WHAT YOU WILL DO:
Identify the lines that contain the word "value" and copy each one.

## BEGIN SUPPLIED RECORDS

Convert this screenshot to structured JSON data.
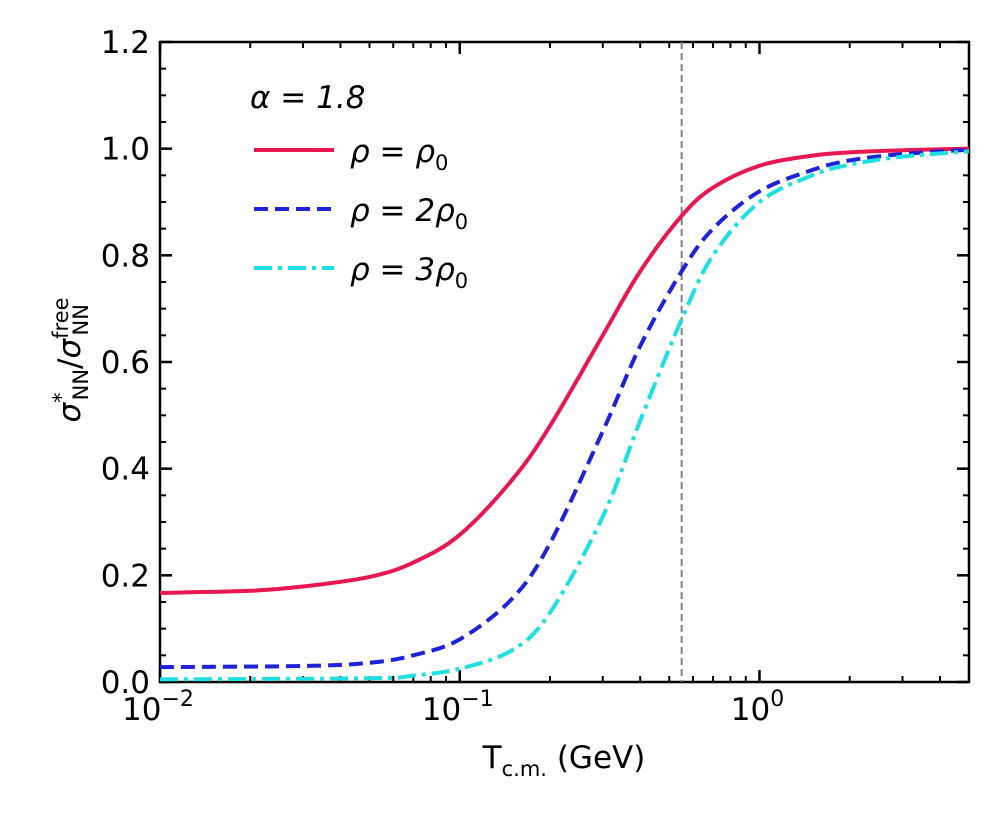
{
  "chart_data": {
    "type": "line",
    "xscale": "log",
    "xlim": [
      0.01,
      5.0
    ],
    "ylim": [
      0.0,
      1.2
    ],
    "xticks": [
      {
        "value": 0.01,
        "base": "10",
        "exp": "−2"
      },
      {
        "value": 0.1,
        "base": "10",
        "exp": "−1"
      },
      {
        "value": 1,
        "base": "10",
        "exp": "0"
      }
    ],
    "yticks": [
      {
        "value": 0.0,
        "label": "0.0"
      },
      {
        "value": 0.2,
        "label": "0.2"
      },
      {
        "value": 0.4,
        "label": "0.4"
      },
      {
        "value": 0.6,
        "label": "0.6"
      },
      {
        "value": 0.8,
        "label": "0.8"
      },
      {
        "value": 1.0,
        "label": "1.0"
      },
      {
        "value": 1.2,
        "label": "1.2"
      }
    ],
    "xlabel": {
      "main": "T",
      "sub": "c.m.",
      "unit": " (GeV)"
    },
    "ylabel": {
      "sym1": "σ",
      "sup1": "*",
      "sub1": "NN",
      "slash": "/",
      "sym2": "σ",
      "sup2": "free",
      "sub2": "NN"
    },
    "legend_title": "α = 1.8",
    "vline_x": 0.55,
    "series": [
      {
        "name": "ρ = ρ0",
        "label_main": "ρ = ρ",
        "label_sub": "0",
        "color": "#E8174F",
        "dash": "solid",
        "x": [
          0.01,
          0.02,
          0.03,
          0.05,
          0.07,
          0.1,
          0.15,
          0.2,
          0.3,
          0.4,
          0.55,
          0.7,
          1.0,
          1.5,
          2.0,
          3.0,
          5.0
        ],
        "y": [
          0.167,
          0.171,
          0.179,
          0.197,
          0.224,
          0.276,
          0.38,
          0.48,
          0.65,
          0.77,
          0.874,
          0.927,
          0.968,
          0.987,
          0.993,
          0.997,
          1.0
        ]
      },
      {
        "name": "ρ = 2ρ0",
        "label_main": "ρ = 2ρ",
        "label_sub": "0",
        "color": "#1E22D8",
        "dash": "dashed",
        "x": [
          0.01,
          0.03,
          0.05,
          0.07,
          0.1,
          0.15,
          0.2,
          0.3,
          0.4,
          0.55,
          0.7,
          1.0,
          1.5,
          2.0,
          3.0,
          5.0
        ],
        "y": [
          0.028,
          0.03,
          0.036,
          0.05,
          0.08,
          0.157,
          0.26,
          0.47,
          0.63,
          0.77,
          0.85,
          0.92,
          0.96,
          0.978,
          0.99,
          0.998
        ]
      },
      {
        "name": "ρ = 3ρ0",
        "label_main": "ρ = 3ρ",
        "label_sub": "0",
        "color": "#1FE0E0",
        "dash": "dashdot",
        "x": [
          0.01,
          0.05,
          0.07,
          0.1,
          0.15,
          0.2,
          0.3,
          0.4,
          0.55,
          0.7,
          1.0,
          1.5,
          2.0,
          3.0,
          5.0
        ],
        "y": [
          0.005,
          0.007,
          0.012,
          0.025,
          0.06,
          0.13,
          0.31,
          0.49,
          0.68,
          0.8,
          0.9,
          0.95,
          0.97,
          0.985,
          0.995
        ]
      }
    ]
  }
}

## END SUPPLIED RECORDS

CORRECT ANSWER:
        "value": 0.01,
        "value": 0.1,
        "value": 1,
        "value": 0.0,
        "value": 0.2,
        "value": 0.4,
        "value": 0.6,
        "value": 0.8,
        "value": 1.0,
        "value": 1.2,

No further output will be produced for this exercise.